* Task to complete
Only lines holding the word "first" should be copied from the material.

* Supplied records
○ ○ ○ ○
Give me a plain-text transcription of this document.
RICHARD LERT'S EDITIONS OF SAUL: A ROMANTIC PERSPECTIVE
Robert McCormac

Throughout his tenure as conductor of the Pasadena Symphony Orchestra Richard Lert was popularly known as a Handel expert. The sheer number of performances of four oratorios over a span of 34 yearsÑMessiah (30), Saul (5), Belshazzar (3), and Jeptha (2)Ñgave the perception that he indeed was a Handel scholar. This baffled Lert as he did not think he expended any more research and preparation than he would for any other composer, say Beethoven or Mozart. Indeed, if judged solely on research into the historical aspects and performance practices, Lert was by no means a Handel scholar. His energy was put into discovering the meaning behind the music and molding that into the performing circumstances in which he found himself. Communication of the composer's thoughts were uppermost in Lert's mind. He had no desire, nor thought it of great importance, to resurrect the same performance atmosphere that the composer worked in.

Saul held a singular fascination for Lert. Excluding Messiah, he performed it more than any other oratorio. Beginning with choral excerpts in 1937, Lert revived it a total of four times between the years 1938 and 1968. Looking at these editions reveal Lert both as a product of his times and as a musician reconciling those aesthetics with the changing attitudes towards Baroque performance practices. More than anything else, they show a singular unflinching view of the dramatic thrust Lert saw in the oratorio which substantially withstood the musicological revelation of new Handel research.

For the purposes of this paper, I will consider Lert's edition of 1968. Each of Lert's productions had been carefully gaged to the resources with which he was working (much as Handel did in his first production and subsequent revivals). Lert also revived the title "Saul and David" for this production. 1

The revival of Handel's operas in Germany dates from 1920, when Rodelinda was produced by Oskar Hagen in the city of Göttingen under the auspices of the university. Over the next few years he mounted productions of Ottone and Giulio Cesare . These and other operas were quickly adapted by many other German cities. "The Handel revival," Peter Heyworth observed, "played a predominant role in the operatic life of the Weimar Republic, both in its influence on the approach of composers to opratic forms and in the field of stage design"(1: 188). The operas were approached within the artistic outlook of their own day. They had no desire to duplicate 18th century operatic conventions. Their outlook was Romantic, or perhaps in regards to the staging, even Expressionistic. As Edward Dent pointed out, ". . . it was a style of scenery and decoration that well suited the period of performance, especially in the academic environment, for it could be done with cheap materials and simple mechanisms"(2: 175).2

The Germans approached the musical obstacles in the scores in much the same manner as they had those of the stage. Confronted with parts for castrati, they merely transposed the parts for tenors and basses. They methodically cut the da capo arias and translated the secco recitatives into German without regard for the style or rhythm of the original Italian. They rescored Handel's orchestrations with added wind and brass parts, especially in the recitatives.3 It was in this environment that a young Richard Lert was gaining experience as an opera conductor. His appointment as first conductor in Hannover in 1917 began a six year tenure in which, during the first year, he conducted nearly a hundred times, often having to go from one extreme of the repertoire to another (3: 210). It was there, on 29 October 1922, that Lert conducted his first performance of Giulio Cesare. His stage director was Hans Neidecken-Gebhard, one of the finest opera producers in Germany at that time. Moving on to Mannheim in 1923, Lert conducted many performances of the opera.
○ ○ ○ ○
* Correct answer
For the purposes of this paper, I will consider Lert's edition of 1968. Each of Lert's productions had been carefully gaged to the resources with which he was working (much as Handel did in his first production and subsequent revivals). Lert also revived the title "Saul and David" for this production. 1
The Germans approached the musical obstacles in the scores in much the same manner as they had those of the stage. Confronted with parts for castrati, they merely transposed the parts for tenors and basses. They methodically cut the da capo arias and translated the secco recitatives into German without regard for the style or rhythm of the original Italian. They rescored Handel's orchestrations with added wind and brass parts, especially in the recitatives.3 It was in this environment that a young Richard Lert was gaining experience as an opera conductor. His appointment as first conductor in Hannover in 1917 began a six year tenure in which, during the first year, he conducted nearly a hundred times, often having to go from one extreme of the repertoire to another (3: 210). It was there, on 29 October 1922, that Lert conducted his first performance of Giulio Cesare. His stage director was Hans Neidecken-Gebhard, one of the finest opera producers in Germany at that time. Moving on to Mannheim in 1923, Lert conducted many performances of the opera.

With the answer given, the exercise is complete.